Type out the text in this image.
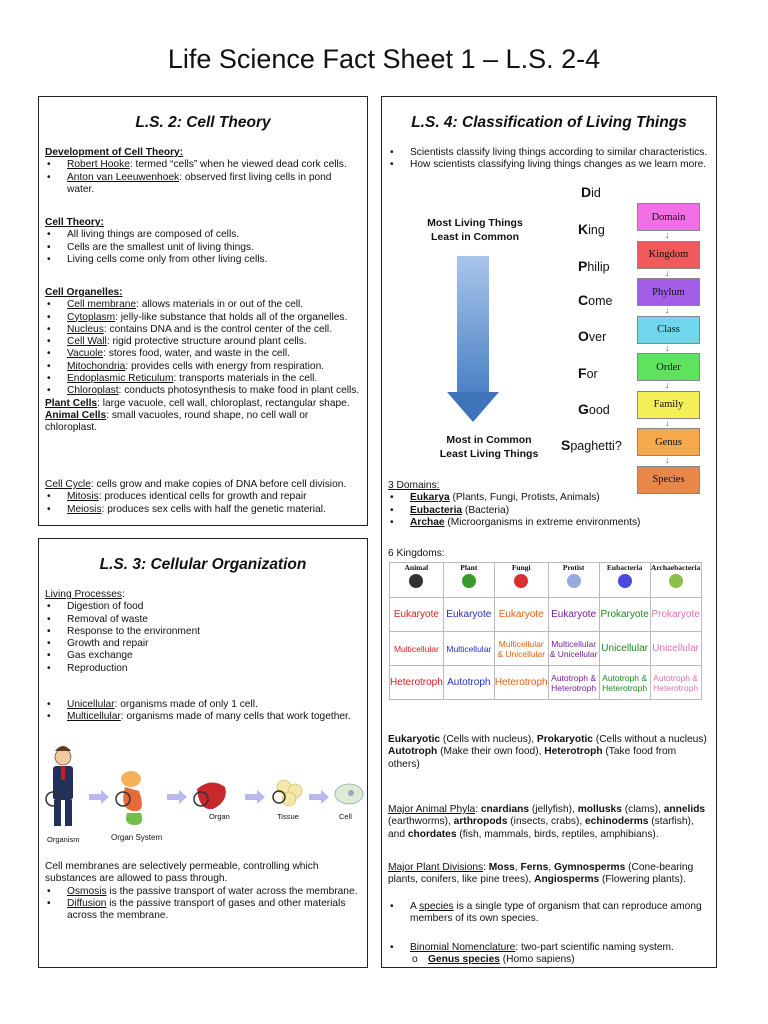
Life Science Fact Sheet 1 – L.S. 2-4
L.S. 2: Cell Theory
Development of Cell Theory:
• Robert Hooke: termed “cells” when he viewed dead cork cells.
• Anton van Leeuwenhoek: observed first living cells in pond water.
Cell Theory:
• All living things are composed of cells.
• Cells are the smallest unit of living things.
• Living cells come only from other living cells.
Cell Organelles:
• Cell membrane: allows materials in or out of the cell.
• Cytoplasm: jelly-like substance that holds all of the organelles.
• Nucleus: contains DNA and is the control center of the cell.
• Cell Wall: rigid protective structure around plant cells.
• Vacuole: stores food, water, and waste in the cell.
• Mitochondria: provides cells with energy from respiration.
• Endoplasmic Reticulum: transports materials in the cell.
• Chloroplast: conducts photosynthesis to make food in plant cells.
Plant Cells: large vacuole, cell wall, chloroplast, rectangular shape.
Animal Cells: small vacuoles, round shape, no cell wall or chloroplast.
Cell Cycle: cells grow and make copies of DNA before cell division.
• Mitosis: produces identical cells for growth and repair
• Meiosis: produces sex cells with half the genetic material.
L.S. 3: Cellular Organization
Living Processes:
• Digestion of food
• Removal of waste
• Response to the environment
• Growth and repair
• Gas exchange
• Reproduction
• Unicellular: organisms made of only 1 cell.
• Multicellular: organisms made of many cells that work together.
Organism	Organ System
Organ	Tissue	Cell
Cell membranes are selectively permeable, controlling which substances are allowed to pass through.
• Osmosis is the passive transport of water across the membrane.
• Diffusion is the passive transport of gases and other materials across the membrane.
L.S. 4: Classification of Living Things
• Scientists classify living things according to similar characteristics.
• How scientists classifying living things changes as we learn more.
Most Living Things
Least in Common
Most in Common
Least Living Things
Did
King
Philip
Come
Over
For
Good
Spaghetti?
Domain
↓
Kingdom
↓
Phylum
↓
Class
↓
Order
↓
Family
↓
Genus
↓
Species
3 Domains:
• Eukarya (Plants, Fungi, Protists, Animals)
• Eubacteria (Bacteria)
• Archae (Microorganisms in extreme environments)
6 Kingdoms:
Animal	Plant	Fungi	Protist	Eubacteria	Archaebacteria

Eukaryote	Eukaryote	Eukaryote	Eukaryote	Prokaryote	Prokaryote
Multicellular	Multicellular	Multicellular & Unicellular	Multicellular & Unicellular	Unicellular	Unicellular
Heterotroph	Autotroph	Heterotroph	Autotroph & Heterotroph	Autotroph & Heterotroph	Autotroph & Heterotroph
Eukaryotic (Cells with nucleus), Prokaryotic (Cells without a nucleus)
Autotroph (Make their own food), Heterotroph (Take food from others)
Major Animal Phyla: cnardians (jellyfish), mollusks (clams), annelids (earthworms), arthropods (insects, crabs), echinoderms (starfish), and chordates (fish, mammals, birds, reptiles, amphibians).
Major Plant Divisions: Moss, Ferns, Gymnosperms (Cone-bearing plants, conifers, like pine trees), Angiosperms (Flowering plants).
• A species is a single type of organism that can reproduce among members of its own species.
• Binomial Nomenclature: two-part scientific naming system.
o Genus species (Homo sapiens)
----
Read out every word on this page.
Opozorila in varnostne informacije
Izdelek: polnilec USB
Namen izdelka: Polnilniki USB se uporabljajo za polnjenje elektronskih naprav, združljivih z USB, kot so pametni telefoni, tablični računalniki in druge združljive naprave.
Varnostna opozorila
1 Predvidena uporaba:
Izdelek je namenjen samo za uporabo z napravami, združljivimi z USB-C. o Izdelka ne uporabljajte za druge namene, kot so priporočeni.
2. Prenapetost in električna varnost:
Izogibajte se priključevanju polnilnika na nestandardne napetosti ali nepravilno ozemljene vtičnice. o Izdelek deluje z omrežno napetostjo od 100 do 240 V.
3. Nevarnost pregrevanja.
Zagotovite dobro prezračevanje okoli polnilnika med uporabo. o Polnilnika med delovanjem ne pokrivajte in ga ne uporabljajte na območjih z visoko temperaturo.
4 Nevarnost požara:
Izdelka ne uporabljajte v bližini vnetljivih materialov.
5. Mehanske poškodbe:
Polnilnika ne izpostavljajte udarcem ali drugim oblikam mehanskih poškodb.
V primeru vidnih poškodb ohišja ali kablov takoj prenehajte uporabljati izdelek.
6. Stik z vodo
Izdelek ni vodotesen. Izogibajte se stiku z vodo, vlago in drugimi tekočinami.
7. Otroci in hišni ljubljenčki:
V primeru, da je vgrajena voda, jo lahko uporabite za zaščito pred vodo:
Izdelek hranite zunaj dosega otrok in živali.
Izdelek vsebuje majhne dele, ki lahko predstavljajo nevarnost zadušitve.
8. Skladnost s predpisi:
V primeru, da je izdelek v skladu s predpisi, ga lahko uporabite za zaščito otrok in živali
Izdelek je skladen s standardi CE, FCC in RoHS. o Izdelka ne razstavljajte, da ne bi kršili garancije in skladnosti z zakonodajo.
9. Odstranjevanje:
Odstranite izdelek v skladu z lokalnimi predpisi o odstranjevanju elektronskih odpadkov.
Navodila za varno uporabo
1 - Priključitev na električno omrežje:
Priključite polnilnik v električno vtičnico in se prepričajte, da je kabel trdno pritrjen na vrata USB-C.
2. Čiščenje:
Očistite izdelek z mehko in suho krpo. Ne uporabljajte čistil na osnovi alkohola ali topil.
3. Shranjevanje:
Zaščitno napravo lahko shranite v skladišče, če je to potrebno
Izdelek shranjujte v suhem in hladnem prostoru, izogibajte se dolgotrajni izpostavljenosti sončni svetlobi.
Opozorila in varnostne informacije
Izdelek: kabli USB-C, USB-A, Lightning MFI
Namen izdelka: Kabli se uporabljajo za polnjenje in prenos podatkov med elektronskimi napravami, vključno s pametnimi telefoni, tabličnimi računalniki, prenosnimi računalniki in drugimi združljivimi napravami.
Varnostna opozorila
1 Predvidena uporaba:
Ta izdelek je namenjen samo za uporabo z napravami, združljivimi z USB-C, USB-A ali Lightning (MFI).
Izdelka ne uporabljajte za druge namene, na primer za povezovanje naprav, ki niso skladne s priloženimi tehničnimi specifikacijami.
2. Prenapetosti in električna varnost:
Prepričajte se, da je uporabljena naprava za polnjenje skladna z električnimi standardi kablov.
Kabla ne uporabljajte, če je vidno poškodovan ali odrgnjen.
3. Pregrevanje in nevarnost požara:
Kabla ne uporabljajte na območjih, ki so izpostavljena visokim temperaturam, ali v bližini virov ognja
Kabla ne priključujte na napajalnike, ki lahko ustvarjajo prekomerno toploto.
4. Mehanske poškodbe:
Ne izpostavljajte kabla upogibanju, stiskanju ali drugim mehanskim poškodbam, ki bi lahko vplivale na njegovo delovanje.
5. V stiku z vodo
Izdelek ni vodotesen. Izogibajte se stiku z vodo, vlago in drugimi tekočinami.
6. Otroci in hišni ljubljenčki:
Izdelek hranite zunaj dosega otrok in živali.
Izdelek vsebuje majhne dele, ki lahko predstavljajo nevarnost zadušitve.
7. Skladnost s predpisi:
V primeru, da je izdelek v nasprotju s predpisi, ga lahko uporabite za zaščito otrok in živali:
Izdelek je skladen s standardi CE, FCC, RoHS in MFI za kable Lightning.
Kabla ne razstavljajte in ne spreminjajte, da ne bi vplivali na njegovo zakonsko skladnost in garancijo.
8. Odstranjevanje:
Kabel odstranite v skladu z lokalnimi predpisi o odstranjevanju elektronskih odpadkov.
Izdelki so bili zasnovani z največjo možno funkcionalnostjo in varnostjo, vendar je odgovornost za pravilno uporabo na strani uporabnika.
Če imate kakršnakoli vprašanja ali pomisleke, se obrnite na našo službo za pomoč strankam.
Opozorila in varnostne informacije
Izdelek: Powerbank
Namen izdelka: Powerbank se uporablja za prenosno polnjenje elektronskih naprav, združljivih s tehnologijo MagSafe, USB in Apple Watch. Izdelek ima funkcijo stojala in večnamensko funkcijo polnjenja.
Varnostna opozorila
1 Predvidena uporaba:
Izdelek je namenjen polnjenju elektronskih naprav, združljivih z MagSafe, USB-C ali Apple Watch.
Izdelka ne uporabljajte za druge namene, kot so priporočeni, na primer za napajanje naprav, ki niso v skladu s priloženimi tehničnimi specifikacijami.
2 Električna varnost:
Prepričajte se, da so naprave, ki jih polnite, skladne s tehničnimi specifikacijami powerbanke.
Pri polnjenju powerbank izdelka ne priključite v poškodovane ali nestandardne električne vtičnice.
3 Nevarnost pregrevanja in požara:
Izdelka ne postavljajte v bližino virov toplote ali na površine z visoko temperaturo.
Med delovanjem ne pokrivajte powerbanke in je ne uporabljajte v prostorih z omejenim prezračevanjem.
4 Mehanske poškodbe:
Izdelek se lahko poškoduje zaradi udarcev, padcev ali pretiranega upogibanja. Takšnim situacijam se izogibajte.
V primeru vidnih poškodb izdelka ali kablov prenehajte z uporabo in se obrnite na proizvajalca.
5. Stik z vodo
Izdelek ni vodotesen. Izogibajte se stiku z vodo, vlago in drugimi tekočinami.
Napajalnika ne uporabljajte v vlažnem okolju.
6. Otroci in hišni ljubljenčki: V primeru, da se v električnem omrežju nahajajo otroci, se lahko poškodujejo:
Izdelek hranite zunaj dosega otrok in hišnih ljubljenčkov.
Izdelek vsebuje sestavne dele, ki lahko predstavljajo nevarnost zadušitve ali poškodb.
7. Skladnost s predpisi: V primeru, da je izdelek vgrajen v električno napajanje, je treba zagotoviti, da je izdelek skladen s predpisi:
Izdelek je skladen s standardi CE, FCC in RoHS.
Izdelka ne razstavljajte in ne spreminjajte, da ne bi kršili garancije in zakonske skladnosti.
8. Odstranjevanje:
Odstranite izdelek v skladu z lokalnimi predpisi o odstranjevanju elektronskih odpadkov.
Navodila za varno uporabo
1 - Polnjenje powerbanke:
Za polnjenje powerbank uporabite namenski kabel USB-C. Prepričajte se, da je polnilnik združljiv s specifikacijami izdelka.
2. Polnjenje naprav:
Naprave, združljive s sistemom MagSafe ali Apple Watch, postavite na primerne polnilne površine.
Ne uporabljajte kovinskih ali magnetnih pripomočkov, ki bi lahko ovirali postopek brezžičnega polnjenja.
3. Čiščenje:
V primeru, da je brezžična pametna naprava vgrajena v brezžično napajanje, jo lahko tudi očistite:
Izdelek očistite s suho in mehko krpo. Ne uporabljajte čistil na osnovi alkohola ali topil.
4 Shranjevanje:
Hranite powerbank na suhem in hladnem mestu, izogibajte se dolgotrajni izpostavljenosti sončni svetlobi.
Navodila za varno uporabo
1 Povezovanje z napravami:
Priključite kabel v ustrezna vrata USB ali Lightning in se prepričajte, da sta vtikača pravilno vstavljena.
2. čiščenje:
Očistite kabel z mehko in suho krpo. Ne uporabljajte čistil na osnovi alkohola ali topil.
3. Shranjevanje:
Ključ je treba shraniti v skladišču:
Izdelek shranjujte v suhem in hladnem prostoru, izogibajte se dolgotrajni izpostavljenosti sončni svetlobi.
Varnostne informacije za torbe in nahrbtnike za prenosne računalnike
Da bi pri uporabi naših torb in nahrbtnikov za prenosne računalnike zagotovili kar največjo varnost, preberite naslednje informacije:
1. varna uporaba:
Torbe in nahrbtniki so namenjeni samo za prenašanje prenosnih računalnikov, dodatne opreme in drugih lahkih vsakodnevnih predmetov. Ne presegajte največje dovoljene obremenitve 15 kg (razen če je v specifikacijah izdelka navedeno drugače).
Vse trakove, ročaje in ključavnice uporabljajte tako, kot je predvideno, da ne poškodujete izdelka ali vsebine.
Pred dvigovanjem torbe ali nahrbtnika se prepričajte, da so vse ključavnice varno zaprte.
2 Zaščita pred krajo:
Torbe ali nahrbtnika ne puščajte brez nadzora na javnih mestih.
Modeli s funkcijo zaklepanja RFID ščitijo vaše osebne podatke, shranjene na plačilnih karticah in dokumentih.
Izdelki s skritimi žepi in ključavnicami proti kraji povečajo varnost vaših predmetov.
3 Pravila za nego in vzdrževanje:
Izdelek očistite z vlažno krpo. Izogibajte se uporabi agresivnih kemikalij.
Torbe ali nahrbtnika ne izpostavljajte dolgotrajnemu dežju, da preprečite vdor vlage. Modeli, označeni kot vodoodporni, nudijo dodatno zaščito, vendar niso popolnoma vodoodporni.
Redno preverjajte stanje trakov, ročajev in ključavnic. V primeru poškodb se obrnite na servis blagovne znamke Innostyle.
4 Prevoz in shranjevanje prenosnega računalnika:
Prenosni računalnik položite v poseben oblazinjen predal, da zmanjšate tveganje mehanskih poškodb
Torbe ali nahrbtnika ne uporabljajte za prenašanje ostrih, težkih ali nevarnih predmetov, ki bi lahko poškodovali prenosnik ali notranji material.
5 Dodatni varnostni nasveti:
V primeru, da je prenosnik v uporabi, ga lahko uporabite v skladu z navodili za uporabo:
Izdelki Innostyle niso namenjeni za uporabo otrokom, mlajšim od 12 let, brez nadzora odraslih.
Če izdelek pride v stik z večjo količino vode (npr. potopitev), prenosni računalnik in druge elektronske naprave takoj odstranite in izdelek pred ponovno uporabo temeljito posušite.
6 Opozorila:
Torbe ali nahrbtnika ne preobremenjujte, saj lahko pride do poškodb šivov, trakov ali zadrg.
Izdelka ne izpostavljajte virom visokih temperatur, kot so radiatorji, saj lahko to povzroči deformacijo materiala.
----
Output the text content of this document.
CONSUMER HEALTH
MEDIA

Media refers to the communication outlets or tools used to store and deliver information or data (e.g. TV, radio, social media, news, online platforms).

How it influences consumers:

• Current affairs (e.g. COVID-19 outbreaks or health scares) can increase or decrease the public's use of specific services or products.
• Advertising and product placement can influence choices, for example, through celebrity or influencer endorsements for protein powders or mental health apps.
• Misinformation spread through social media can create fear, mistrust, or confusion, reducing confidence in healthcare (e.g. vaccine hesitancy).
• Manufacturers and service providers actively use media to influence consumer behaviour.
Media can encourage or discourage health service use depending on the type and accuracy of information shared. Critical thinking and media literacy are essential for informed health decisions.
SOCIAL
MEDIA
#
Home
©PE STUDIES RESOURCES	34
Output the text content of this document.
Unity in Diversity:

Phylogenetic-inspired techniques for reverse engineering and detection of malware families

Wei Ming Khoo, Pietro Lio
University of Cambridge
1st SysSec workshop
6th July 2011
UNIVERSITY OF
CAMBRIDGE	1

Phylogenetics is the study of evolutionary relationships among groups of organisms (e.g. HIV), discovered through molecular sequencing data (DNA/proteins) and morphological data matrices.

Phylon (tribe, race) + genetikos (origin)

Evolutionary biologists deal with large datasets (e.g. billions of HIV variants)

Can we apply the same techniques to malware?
----
What you should do:
Find the word "techniques" in the material, then list each line that holds it.

Your response:
Phylogenetic-inspired techniques for reverse engineering and detection of malware families
Can we apply the same techniques to malware?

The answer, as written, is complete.